Entries with figure data =
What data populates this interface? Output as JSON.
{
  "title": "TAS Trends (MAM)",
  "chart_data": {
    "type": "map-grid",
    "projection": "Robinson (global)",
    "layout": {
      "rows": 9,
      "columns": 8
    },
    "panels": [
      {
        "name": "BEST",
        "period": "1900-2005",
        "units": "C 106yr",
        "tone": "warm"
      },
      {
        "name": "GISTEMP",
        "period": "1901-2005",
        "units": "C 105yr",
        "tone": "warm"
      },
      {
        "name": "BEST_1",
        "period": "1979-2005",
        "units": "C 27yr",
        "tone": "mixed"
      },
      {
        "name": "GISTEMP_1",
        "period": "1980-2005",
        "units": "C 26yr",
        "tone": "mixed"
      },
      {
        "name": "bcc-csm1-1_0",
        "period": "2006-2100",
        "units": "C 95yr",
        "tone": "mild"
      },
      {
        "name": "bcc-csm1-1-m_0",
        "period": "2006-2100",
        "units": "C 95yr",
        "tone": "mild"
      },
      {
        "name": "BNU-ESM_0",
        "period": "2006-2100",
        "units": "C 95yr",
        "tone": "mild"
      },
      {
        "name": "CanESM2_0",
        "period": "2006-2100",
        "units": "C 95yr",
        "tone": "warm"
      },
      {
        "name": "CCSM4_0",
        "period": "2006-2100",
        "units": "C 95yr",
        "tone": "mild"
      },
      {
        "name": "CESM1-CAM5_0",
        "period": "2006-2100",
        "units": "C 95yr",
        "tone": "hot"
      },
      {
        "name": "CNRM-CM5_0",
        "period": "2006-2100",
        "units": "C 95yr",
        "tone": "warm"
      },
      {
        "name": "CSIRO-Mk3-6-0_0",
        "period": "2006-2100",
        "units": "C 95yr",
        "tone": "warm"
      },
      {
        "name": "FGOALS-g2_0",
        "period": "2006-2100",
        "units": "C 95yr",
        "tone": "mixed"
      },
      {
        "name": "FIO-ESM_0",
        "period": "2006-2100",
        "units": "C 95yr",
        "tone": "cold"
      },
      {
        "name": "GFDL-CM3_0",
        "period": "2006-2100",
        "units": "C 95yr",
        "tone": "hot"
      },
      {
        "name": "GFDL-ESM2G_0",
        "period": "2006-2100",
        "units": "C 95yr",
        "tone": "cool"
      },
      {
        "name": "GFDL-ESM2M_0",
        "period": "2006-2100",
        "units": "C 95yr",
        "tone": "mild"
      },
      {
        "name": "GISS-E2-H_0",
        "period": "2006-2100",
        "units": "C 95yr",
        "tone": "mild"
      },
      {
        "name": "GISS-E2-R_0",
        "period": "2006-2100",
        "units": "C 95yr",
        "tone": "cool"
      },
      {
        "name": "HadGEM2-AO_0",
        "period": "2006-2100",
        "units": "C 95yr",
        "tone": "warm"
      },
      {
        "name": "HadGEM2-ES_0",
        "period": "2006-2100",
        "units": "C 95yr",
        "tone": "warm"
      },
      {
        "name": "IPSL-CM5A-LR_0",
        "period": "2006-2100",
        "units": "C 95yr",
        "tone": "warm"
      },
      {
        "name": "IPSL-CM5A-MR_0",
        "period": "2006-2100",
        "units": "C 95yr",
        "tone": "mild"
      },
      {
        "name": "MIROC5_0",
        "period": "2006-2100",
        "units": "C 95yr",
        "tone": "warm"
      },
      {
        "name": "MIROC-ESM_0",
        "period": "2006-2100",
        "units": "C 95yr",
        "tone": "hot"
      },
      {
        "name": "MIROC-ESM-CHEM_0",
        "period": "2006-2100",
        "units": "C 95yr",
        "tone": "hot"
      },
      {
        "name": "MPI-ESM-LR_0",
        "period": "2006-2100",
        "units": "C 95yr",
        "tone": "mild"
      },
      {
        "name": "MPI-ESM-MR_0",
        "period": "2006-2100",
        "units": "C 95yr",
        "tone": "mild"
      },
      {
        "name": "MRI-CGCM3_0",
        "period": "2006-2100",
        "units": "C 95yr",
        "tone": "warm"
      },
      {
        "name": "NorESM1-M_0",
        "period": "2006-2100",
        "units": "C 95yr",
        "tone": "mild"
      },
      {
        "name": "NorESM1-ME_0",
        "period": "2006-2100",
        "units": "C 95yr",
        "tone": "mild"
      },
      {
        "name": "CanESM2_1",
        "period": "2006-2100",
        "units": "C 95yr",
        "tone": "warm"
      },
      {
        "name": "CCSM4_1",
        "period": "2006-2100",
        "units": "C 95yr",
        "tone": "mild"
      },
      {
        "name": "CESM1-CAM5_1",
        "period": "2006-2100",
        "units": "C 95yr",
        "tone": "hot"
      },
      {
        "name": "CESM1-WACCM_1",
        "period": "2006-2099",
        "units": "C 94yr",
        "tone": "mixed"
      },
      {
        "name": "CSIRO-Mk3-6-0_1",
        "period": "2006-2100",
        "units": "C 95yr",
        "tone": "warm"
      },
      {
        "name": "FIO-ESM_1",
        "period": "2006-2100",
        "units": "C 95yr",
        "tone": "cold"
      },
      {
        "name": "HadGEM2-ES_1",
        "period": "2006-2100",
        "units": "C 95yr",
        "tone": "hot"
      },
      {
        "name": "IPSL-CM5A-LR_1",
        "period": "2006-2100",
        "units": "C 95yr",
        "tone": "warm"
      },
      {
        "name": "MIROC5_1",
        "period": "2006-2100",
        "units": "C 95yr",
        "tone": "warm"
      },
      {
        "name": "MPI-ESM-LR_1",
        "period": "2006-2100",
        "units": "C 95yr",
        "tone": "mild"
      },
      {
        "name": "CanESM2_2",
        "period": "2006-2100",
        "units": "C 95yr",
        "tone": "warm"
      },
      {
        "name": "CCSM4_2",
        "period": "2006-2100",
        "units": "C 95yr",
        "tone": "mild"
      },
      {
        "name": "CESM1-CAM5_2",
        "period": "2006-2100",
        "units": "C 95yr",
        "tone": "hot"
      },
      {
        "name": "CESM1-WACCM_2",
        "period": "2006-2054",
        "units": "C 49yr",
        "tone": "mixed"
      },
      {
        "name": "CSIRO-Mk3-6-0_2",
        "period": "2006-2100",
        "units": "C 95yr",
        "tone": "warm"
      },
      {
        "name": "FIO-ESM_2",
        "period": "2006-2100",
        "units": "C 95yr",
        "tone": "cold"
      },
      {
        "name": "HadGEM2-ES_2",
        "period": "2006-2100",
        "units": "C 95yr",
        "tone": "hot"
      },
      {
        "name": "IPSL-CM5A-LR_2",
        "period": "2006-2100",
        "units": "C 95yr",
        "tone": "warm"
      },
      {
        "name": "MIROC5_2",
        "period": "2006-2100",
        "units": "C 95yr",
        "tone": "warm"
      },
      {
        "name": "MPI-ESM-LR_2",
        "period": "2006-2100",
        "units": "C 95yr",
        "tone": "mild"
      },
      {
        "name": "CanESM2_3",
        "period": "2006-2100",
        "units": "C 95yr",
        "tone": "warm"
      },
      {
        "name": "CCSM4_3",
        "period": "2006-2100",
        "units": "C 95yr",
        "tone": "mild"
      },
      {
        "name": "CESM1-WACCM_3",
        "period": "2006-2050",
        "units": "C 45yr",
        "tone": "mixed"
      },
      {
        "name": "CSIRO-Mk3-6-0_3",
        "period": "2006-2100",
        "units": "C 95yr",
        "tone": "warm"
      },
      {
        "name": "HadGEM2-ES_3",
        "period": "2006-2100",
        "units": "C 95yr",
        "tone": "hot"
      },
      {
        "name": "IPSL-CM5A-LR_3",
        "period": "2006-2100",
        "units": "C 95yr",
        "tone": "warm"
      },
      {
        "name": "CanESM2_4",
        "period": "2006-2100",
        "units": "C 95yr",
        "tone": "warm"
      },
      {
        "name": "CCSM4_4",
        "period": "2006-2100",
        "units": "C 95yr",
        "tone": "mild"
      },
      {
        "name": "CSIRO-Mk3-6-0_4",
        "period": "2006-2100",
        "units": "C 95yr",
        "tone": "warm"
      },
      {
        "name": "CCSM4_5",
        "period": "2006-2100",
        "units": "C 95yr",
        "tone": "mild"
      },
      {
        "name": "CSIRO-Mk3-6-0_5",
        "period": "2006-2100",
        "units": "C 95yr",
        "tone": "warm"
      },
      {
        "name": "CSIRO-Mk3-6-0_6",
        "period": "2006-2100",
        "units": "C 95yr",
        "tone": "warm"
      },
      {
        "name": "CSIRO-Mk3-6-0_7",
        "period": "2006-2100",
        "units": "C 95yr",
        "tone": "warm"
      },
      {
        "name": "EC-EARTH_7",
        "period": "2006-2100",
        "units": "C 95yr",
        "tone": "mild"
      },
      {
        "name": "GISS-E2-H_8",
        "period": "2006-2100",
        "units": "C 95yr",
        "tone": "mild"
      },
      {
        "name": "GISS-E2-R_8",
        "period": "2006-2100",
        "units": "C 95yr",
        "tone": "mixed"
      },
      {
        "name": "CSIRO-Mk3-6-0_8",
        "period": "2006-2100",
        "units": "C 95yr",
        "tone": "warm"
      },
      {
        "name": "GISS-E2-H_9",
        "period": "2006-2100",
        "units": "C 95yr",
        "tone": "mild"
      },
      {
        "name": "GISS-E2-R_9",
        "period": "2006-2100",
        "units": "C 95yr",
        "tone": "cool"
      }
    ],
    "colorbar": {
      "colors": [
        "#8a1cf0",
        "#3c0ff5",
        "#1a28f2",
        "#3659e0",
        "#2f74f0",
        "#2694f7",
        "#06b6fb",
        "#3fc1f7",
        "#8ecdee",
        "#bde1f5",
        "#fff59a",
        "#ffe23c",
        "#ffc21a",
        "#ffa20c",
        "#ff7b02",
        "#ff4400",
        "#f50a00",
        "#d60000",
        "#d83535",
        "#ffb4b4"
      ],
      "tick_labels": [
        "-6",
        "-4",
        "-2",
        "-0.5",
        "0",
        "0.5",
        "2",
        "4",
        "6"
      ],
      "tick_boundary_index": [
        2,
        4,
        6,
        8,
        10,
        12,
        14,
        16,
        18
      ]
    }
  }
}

Exercise brief = Among the lines of the data above, determine how many contain the word "GFDL". Report the number alone.

Worked answer = 3